PROVIDED DATA:
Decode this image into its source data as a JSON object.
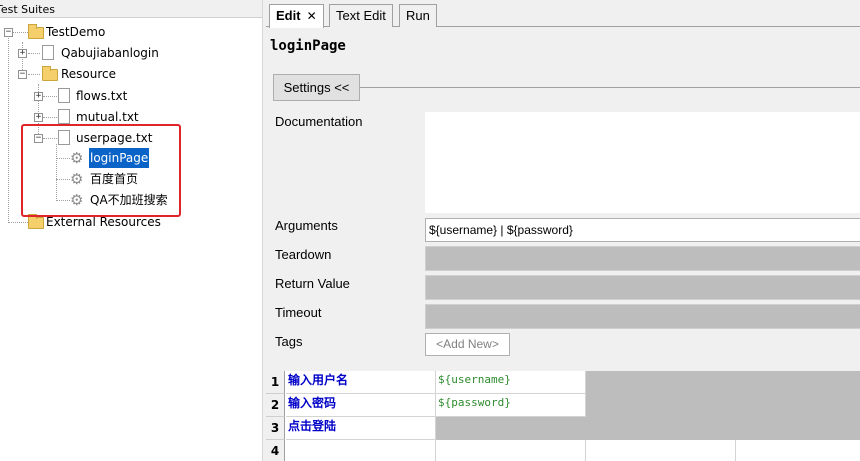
{
  "tree": {
    "header": "Test Suites",
    "items": [
      {
        "label": "TestDemo",
        "icon": "folder-icon"
      },
      {
        "label": "Qabujiabanlogin",
        "icon": "file-icon"
      },
      {
        "label": "Resource",
        "icon": "folder-icon"
      },
      {
        "label": "flows.txt",
        "icon": "resource-file-icon"
      },
      {
        "label": "mutual.txt",
        "icon": "resource-file-icon"
      },
      {
        "label": "userpage.txt",
        "icon": "resource-file-icon"
      },
      {
        "label": "loginPage",
        "icon": "gear-icon",
        "selected": true
      },
      {
        "label": "百度首页",
        "icon": "gear-icon"
      },
      {
        "label": "QA不加班搜索",
        "icon": "gear-icon"
      },
      {
        "label": "External Resources",
        "icon": "folder-icon"
      }
    ],
    "expander_collapsed": "+",
    "expander_expanded": "−"
  },
  "tabs": [
    {
      "label": "Edit",
      "active": true,
      "close": "✕"
    },
    {
      "label": "Text Edit",
      "active": false
    },
    {
      "label": "Run",
      "active": false
    }
  ],
  "editor": {
    "title": "loginPage",
    "settings_button": "Settings <<",
    "labels": {
      "documentation": "Documentation",
      "arguments": "Arguments",
      "teardown": "Teardown",
      "return_value": "Return Value",
      "timeout": "Timeout",
      "tags": "Tags"
    },
    "arguments_value": "${username} | ${password}",
    "tags_add": "<Add New>"
  },
  "grid": {
    "rows": [
      {
        "num": "1",
        "keyword": "输入用户名",
        "arg": "${username}"
      },
      {
        "num": "2",
        "keyword": "输入密码",
        "arg": "${password}"
      },
      {
        "num": "3",
        "keyword": "点击登陆",
        "arg": ""
      },
      {
        "num": "4",
        "keyword": "",
        "arg": ""
      }
    ]
  },
  "colors": {
    "selection": "#0a64c8",
    "highlight_box": "#e0242a",
    "keyword": "#0000c8",
    "argument": "#2e8b2e"
  }
}
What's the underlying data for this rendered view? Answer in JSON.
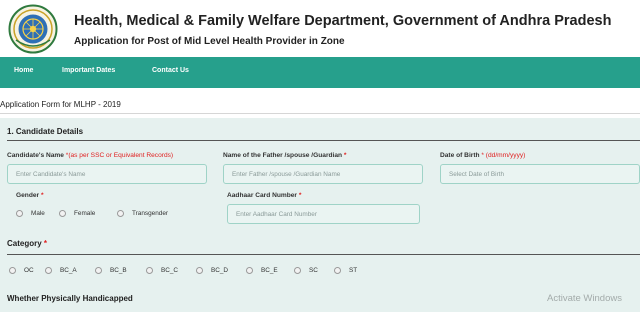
{
  "header": {
    "title": "Health, Medical & Family Welfare Department, Government of Andhra Pradesh",
    "subtitle": "Application for Post of Mid Level Health Provider in Zone"
  },
  "nav": {
    "items": [
      "Home",
      "Important Dates",
      "Contact Us"
    ]
  },
  "form": {
    "heading": "Application Form for MLHP - 2019",
    "section1_title": "1. Candidate Details",
    "candidate_name": {
      "label": "Candidate's Name",
      "note": "*(as per SSC or Equivalent Records)",
      "placeholder": "Enter Candidate's Name"
    },
    "father_name": {
      "label": "Name of the Father /spouse /Guardian",
      "required": "*",
      "placeholder": "Enter Father /spouse /Guardian Name"
    },
    "dob": {
      "label": "Date of Birth",
      "note": "* (dd/mm/yyyy)",
      "placeholder": "Select Date of Birth"
    },
    "gender": {
      "label": "Gender",
      "required": "*",
      "options": [
        "Male",
        "Female",
        "Transgender"
      ]
    },
    "aadhaar": {
      "label": "Aadhaar Card Number",
      "required": "*",
      "placeholder": "Enter Aadhaar Card Number"
    },
    "category": {
      "label": "Category",
      "required": "*",
      "options": [
        "OC",
        "BC_A",
        "BC_B",
        "BC_C",
        "BC_D",
        "BC_E",
        "SC",
        "ST"
      ]
    },
    "physically_handicapped": {
      "label": "Whether Physically Handicapped"
    }
  },
  "system": {
    "watermark": "Activate Windows"
  },
  "colors": {
    "nav_bg": "#26a08c",
    "form_bg": "#e6f1ef",
    "input_border": "#9fd3c7",
    "required": "#e02020"
  },
  "icons": {
    "logo": "andhra-pradesh-emblem-icon"
  }
}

EXERCISE DETAILS:
Using the material above, set down every line exactly, but skip the pictures.

ANSWER FOR THIS EXERCISE:
Decode this image into its source data as a JSON object.
{
  "tree": {
    "header": "Test Suites",
    "items": [
      {
        "label": "TestDemo",
        "icon": "folder-icon"
      },
      {
        "label": "Qabujiabanlogin",
        "icon": "file-icon"
      },
      {
        "label": "Resource",
        "icon": "folder-icon"
      },
      {
        "label": "flows.txt",
        "icon": "resource-file-icon"
      },
      {
        "label": "mutual.txt",
        "icon": "resource-file-icon"
      },
      {
        "label": "userpage.txt",
        "icon": "resource-file-icon"
      },
      {
        "label": "loginPage",
        "icon": "gear-icon",
        "selected": true
      },
      {
        "label": "百度首页",
        "icon": "gear-icon"
      },
      {
        "label": "QA不加班搜索",
        "icon": "gear-icon"
      },
      {
        "label": "External Resources",
        "icon": "folder-icon"
      }
    ],
    "expander_collapsed": "+",
    "expander_expanded": "−"
  },
  "tabs": [
    {
      "label": "Edit",
      "active": true,
      "close": "✕"
    },
    {
      "label": "Text Edit",
      "active": false
    },
    {
      "label": "Run",
      "active": false
    }
  ],
  "editor": {
    "title": "loginPage",
    "settings_button": "Settings <<",
    "labels": {
      "documentation": "Documentation",
      "arguments": "Arguments",
      "teardown": "Teardown",
      "return_value": "Return Value",
      "timeout": "Timeout",
      "tags": "Tags"
    },
    "arguments_value": "${username} | ${password}",
    "tags_add": "<Add New>"
  },
  "grid": {
    "rows": [
      {
        "num": "1",
        "keyword": "输入用户名",
        "arg": "${username}"
      },
      {
        "num": "2",
        "keyword": "输入密码",
        "arg": "${password}"
      },
      {
        "num": "3",
        "keyword": "点击登陆",
        "arg": ""
      },
      {
        "num": "4",
        "keyword": "",
        "arg": ""
      }
    ]
  },
  "colors": {
    "selection": "#0a64c8",
    "highlight_box": "#e0242a",
    "keyword": "#0000c8",
    "argument": "#2e8b2e"
  }
}
What's the underlying data for this rendered view? Answer in JSON.
{
  "header": {
    "title": "Health, Medical & Family Welfare Department, Government of Andhra Pradesh",
    "subtitle": "Application for Post of Mid Level Health Provider in Zone"
  },
  "nav": {
    "items": [
      "Home",
      "Important Dates",
      "Contact Us"
    ]
  },
  "form": {
    "heading": "Application Form for MLHP - 2019",
    "section1_title": "1. Candidate Details",
    "candidate_name": {
      "label": "Candidate's Name",
      "note": "*(as per SSC or Equivalent Records)",
      "placeholder": "Enter Candidate's Name"
    },
    "father_name": {
      "label": "Name of the Father /spouse /Guardian",
      "required": "*",
      "placeholder": "Enter Father /spouse /Guardian Name"
    },
    "dob": {
      "label": "Date of Birth",
      "note": "* (dd/mm/yyyy)",
      "placeholder": "Select Date of Birth"
    },
    "gender": {
      "label": "Gender",
      "required": "*",
      "options": [
        "Male",
        "Female",
        "Transgender"
      ]
    },
    "aadhaar": {
      "label": "Aadhaar Card Number",
      "required": "*",
      "placeholder": "Enter Aadhaar Card Number"
    },
    "category": {
      "label": "Category",
      "required": "*",
      "options": [
        "OC",
        "BC_A",
        "BC_B",
        "BC_C",
        "BC_D",
        "BC_E",
        "SC",
        "ST"
      ]
    },
    "physically_handicapped": {
      "label": "Whether Physically Handicapped"
    }
  },
  "system": {
    "watermark": "Activate Windows"
  },
  "colors": {
    "nav_bg": "#26a08c",
    "form_bg": "#e6f1ef",
    "input_border": "#9fd3c7",
    "required": "#e02020"
  },
  "icons": {
    "logo": "andhra-pradesh-emblem-icon"
  }
}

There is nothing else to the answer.